Task objective
Where a line below holds the string "function", copy that line.

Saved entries

────

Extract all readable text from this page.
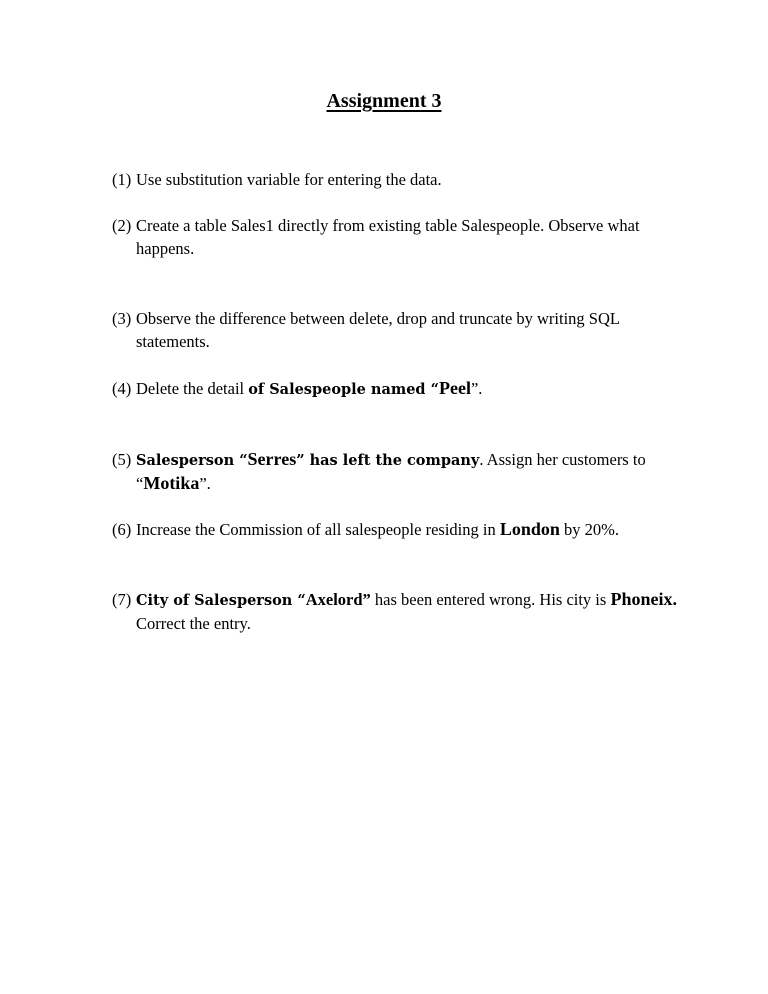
Assignment 3
(1) Use substitution variable for entering the data.
(2) Create a table Sales1 directly from existing table Salespeople. Observe what happens.
(3) Observe the difference between delete, drop and truncate by writing SQL statements.
(4) Delete the detail of Salespeople named “Peel”.
(5) Salesperson “Serres” has left the company. Assign her customers to
“Motika”.
(6) Increase the Commission of all salespeople residing in London by 20%.
(7) City of Salesperson “Axelord” has been entered wrong. His city is Phoneix.
Correct the entry.
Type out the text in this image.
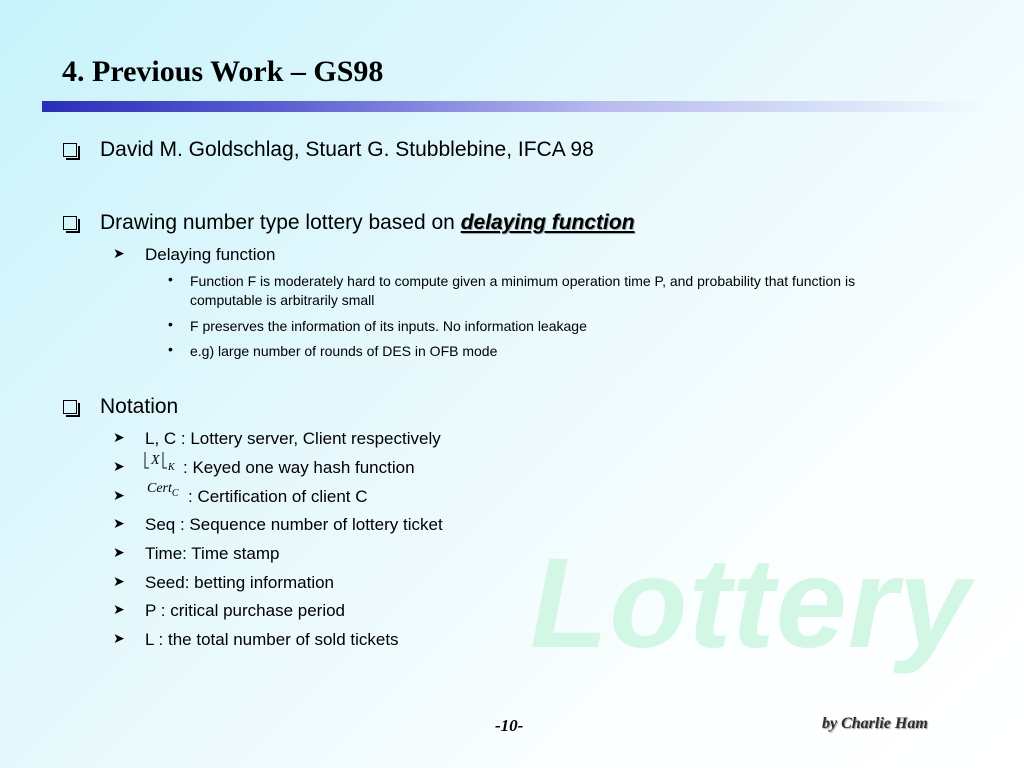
4. Previous Work – GS98
Lottery
David M. Goldschlag, Stuart G. Stubblebine, IFCA 98
Drawing number type lottery based on delaying function
➤ Delaying function
• Function F is moderately hard to compute given a minimum operation time P, and probability that function is computable is arbitrarily small
• F preserves the information of its inputs. No information leakage
• e.g) large number of rounds of DES in OFB mode
Notation
➤ L, C : Lottery server, Client respectively
➤ X K : Keyed one way hash function
➤ Cert$_C$ : Certification of client C
➤ Seq : Sequence number of lottery ticket
➤ Time: Time stamp
➤ Seed: betting information
➤ P : critical purchase period
➤ L : the total number of sold tickets
-10-	by Charlie Ham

────

Answer in full
Drawing number type lottery based on delaying function
➤ Delaying function
• Function F is moderately hard to compute given a minimum operation time P, and probability that function is computable is arbitrarily small
➤ X K : Keyed one way hash function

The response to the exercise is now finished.